▶ [EXERCISE]: Work out how many lines of the records contain "type". Answer with the number and nothing else.

▶ [EXERCISE DATA]:
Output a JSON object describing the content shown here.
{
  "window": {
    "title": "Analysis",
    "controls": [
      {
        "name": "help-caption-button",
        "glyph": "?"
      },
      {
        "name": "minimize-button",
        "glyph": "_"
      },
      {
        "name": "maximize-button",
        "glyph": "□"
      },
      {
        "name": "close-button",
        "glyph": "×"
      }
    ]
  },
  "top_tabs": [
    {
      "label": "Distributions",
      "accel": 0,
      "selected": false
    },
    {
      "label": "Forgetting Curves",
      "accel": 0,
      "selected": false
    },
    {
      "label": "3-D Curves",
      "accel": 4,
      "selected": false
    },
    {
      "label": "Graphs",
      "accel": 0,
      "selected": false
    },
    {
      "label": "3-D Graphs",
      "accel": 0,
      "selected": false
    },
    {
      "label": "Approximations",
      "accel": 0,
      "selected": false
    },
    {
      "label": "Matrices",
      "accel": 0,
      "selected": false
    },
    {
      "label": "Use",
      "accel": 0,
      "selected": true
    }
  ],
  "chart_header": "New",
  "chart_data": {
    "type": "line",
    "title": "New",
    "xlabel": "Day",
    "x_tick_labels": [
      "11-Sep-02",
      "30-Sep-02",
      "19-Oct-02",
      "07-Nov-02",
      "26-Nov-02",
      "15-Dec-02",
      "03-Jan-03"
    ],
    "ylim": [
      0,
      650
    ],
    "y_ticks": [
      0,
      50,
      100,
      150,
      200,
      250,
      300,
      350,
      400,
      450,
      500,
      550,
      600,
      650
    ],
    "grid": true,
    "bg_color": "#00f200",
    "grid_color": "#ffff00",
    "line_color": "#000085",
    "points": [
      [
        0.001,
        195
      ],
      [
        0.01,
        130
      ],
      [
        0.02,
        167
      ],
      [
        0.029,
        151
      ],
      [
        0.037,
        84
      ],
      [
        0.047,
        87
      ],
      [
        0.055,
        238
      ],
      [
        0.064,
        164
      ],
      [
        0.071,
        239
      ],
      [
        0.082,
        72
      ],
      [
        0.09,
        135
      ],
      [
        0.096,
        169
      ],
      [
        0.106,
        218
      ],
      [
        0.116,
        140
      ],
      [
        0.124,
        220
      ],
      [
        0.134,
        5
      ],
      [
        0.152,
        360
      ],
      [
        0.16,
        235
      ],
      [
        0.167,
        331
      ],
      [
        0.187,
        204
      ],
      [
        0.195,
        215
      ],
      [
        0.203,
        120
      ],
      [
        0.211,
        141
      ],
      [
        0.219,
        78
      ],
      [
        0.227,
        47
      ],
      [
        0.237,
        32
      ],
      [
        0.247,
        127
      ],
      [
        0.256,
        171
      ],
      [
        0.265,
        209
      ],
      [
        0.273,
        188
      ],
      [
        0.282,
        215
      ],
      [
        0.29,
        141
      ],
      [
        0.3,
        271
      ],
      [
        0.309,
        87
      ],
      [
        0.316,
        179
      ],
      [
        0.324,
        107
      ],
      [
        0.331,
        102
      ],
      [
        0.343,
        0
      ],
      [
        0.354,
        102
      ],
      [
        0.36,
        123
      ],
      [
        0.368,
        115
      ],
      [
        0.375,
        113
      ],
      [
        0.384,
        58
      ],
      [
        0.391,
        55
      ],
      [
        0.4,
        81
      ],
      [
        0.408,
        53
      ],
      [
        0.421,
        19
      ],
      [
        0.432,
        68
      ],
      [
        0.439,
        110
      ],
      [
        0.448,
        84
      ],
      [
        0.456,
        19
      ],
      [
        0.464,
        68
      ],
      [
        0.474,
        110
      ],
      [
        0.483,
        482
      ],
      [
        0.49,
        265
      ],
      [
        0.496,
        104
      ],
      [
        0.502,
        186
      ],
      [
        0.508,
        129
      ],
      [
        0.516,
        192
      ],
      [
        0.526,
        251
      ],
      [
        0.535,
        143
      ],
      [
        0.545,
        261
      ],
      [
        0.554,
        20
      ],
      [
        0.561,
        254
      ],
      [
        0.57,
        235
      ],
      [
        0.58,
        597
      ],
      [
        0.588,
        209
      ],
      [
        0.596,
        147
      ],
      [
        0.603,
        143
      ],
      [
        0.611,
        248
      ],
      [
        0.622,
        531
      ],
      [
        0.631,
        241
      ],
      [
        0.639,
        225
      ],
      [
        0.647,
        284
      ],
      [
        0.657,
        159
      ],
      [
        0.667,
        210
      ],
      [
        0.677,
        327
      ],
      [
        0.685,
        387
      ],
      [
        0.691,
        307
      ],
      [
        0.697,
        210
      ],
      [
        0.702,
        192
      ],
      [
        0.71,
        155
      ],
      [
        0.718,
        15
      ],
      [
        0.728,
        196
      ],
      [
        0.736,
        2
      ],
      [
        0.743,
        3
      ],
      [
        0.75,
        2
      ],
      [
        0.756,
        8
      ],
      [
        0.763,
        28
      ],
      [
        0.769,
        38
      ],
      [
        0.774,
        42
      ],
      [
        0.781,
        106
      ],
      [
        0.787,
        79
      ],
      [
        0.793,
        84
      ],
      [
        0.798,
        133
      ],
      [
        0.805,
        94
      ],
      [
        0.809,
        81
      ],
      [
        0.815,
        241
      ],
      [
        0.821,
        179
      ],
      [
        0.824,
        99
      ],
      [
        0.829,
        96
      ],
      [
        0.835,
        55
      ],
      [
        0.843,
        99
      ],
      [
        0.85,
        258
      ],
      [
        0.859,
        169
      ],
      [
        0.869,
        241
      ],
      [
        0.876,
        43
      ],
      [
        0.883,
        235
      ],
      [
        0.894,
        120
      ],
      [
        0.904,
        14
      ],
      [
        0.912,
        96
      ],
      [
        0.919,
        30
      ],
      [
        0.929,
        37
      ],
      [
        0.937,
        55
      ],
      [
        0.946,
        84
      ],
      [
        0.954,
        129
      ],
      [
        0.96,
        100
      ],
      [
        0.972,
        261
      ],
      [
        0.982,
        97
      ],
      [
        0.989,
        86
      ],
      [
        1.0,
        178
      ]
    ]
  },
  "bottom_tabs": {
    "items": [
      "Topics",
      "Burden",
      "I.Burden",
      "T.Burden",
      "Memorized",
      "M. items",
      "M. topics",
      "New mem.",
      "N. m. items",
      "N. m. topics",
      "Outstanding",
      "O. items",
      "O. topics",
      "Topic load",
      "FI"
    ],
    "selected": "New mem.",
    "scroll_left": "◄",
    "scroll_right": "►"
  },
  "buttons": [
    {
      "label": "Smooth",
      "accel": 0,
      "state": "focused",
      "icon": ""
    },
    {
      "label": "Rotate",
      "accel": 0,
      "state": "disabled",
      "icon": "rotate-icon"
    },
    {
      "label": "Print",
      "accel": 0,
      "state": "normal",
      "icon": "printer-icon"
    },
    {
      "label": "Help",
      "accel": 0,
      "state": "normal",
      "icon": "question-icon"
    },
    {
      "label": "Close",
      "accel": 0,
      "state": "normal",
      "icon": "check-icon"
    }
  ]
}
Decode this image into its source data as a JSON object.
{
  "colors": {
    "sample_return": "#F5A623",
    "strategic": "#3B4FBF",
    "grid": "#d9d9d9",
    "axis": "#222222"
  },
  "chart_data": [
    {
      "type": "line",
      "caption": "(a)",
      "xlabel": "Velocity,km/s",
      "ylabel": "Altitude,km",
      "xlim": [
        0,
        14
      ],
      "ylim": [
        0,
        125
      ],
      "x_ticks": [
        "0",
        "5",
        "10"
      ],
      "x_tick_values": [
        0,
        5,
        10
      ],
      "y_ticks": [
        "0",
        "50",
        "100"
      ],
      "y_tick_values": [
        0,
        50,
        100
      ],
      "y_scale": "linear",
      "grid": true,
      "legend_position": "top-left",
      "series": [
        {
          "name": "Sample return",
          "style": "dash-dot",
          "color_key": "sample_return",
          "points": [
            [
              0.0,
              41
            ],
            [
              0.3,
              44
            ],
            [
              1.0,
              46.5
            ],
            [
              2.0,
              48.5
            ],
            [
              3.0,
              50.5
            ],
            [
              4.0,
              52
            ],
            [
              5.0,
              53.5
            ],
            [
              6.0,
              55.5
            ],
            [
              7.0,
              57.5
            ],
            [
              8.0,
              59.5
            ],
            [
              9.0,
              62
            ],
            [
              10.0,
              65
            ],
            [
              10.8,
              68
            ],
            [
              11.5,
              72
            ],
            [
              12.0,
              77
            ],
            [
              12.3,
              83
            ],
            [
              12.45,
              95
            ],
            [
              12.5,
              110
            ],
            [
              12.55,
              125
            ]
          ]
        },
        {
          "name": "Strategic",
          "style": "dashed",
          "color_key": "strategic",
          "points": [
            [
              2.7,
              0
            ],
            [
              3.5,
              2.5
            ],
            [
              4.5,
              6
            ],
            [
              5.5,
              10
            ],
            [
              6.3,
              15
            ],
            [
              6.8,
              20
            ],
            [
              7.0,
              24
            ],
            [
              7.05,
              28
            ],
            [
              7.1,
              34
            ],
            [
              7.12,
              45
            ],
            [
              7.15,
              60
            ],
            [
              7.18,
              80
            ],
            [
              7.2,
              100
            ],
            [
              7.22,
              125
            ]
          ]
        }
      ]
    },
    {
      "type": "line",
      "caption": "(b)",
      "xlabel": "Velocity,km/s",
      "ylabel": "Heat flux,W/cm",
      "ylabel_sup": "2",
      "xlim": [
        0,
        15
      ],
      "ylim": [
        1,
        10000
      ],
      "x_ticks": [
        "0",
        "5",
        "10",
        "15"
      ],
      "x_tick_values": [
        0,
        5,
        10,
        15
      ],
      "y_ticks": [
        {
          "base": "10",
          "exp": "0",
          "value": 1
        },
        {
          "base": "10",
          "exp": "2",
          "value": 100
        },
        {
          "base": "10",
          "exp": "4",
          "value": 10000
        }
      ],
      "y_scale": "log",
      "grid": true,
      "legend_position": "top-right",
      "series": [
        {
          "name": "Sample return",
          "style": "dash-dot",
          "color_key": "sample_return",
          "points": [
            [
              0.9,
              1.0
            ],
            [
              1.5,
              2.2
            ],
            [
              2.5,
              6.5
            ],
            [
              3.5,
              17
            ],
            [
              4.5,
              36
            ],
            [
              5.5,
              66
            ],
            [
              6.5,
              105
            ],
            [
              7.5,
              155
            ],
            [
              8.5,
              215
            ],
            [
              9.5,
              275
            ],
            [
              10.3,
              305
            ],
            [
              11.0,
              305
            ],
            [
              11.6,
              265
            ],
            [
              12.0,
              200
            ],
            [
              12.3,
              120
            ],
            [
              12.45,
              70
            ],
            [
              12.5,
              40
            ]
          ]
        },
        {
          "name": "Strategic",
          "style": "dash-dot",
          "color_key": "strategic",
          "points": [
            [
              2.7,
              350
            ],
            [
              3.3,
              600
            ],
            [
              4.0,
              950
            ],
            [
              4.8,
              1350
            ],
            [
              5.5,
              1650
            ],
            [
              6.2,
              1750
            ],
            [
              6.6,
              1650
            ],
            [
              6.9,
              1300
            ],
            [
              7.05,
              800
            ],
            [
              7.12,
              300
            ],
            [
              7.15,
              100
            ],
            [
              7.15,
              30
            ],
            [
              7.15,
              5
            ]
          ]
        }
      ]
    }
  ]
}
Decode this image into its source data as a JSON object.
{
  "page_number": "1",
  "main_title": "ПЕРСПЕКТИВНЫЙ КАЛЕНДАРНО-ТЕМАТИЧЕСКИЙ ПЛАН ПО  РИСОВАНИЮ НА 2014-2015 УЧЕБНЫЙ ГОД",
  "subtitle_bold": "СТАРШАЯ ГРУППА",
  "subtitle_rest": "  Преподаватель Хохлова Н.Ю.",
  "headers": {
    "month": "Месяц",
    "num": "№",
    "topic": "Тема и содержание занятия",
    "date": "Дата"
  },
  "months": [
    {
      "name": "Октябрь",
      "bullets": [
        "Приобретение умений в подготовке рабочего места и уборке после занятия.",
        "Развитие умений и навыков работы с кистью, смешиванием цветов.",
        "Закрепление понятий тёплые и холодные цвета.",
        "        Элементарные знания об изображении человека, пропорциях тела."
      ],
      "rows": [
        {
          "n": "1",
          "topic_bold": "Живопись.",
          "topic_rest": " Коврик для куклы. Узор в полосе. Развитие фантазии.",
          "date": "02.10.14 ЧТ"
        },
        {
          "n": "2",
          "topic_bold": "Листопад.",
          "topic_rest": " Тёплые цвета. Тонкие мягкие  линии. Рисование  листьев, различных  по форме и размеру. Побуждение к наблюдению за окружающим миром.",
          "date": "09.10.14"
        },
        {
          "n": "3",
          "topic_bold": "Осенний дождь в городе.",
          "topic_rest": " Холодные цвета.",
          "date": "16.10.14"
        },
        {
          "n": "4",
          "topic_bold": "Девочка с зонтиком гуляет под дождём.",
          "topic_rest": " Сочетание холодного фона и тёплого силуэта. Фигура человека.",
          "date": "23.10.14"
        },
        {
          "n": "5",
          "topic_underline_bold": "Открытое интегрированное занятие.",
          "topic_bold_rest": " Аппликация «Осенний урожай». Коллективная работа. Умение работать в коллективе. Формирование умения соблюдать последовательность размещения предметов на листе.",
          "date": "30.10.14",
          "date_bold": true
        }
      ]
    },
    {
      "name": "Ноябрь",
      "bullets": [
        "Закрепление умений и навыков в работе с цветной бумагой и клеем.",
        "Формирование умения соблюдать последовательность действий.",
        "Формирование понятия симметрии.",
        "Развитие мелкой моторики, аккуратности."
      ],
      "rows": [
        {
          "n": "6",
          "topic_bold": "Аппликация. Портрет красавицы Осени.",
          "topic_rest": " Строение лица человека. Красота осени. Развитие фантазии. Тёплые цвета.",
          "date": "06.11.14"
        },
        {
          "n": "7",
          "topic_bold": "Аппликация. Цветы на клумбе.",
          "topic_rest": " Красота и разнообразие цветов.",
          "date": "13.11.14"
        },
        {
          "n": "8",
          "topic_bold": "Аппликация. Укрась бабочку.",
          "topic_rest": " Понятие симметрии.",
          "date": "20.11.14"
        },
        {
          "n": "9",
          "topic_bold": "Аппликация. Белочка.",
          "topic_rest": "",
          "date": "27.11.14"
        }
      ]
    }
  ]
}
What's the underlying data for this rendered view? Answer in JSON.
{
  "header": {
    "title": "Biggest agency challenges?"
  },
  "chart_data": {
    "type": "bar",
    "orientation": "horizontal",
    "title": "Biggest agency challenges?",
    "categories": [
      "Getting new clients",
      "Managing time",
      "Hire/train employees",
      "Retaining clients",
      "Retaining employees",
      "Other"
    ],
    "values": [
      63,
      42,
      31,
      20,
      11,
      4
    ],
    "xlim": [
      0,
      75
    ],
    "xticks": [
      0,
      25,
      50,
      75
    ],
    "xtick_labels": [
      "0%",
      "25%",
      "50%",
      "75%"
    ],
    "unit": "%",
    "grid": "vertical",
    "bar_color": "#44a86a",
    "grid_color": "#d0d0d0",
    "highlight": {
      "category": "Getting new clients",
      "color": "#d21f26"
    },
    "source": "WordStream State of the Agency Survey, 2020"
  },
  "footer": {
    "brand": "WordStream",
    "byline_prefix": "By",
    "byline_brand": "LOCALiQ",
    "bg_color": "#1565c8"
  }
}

▶ [RESULT OF THE TASK]: 4